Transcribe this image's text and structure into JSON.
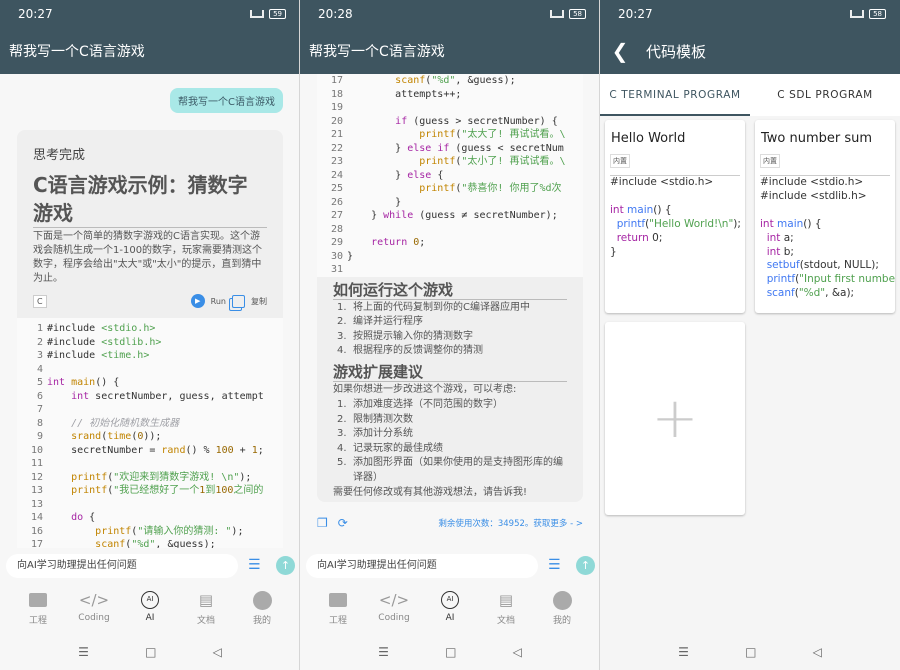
{
  "status": [
    {
      "time": "20:27",
      "battery": "59"
    },
    {
      "time": "20:28",
      "battery": "58"
    },
    {
      "time": "20:27",
      "battery": "58"
    }
  ],
  "chat_title": "帮我写一个C语言游戏",
  "screen1": {
    "user_message": "帮我写一个C语言游戏",
    "thinking": "思考完成",
    "heading": "C语言游戏示例：猜数字游戏",
    "intro": "下面是一个简单的猜数字游戏的C语言实现。这个游戏会随机生成一个1-100的数字，玩家需要猜测这个数字，程序会给出\"太大\"或\"太小\"的提示，直到猜中为止。",
    "lang": "C",
    "run_label": "Run",
    "copy_label": "复制",
    "code": [
      {
        "n": "1",
        "t": "#include <stdio.h>"
      },
      {
        "n": "2",
        "t": "#include <stdlib.h>"
      },
      {
        "n": "3",
        "t": "#include <time.h>"
      },
      {
        "n": "4",
        "t": ""
      },
      {
        "n": "5",
        "t": "int main() {"
      },
      {
        "n": "6",
        "t": "    int secretNumber, guess, attempt"
      },
      {
        "n": "7",
        "t": ""
      },
      {
        "n": "8",
        "t": "    // 初始化随机数生成器"
      },
      {
        "n": "9",
        "t": "    srand(time(0));"
      },
      {
        "n": "10",
        "t": "    secretNumber = rand() % 100 + 1;"
      },
      {
        "n": "11",
        "t": ""
      },
      {
        "n": "12",
        "t": "    printf(\"欢迎来到猜数字游戏! \\n\");"
      },
      {
        "n": "13",
        "t": "    printf(\"我已经想好了一个1到100之间的"
      },
      {
        "n": "13",
        "t": ""
      },
      {
        "n": "14",
        "t": "    do {"
      },
      {
        "n": "16",
        "t": "        printf(\"请输入你的猜测: \");"
      },
      {
        "n": "17",
        "t": "        scanf(\"%d\", &guess);"
      }
    ]
  },
  "screen2": {
    "code": [
      {
        "n": "17",
        "t": "        scanf(\"%d\", &guess);"
      },
      {
        "n": "18",
        "t": "        attempts++;"
      },
      {
        "n": "19",
        "t": ""
      },
      {
        "n": "20",
        "t": "        if (guess > secretNumber) {"
      },
      {
        "n": "21",
        "t": "            printf(\"太大了! 再试试看。\\"
      },
      {
        "n": "22",
        "t": "        } else if (guess < secretNum"
      },
      {
        "n": "23",
        "t": "            printf(\"太小了! 再试试看。\\"
      },
      {
        "n": "24",
        "t": "        } else {"
      },
      {
        "n": "25",
        "t": "            printf(\"恭喜你! 你用了%d次"
      },
      {
        "n": "26",
        "t": "        }"
      },
      {
        "n": "27",
        "t": "    } while (guess ≠ secretNumber);"
      },
      {
        "n": "28",
        "t": ""
      },
      {
        "n": "29",
        "t": "    return 0;"
      },
      {
        "n": "30",
        "t": "}"
      },
      {
        "n": "31",
        "t": ""
      }
    ],
    "how_title": "如何运行这个游戏",
    "how_steps": [
      "将上面的代码复制到你的C编译器应用中",
      "编译并运行程序",
      "按照提示输入你的猜测数字",
      "根据程序的反馈调整你的猜测"
    ],
    "ext_title": "游戏扩展建议",
    "ext_intro": "如果你想进一步改进这个游戏，可以考虑:",
    "ext_items": [
      "添加难度选择（不同范围的数字）",
      "限制猜测次数",
      "添加计分系统",
      "记录玩家的最佳成绩",
      "添加图形界面（如果你使用的是支持图形库的编译器）"
    ],
    "closing": "需要任何修改或有其他游戏想法，请告诉我!",
    "usage": "剩余使用次数：34952。获取更多 - >"
  },
  "input_placeholder": "向AI学习助理提出任何问题",
  "nav": [
    "工程",
    "Coding",
    "AI",
    "文档",
    "我的"
  ],
  "screen3": {
    "title": "代码模板",
    "tabs": [
      "C TERMINAL PROGRAM",
      "C SDL PROGRAM"
    ],
    "badge": "内置",
    "hello_name": "Hello World",
    "sum_name": "Two number sum",
    "add_label": "+"
  },
  "colors": {
    "appbar": "#3e5560",
    "accent": "#3a8ee6",
    "bubble": "#a9e8e7"
  }
}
┄┄┄┄┄┄┄┄┄┄
■ WHAT YOU WILL DO
Pull every line containing "帮我写一个C语言游戏" out of the data above.

■ SOLUTION FOR THIS PROBLEM
  "chat_title": "帮我写一个C语言游戏",
    "user_message": "帮我写一个C语言游戏",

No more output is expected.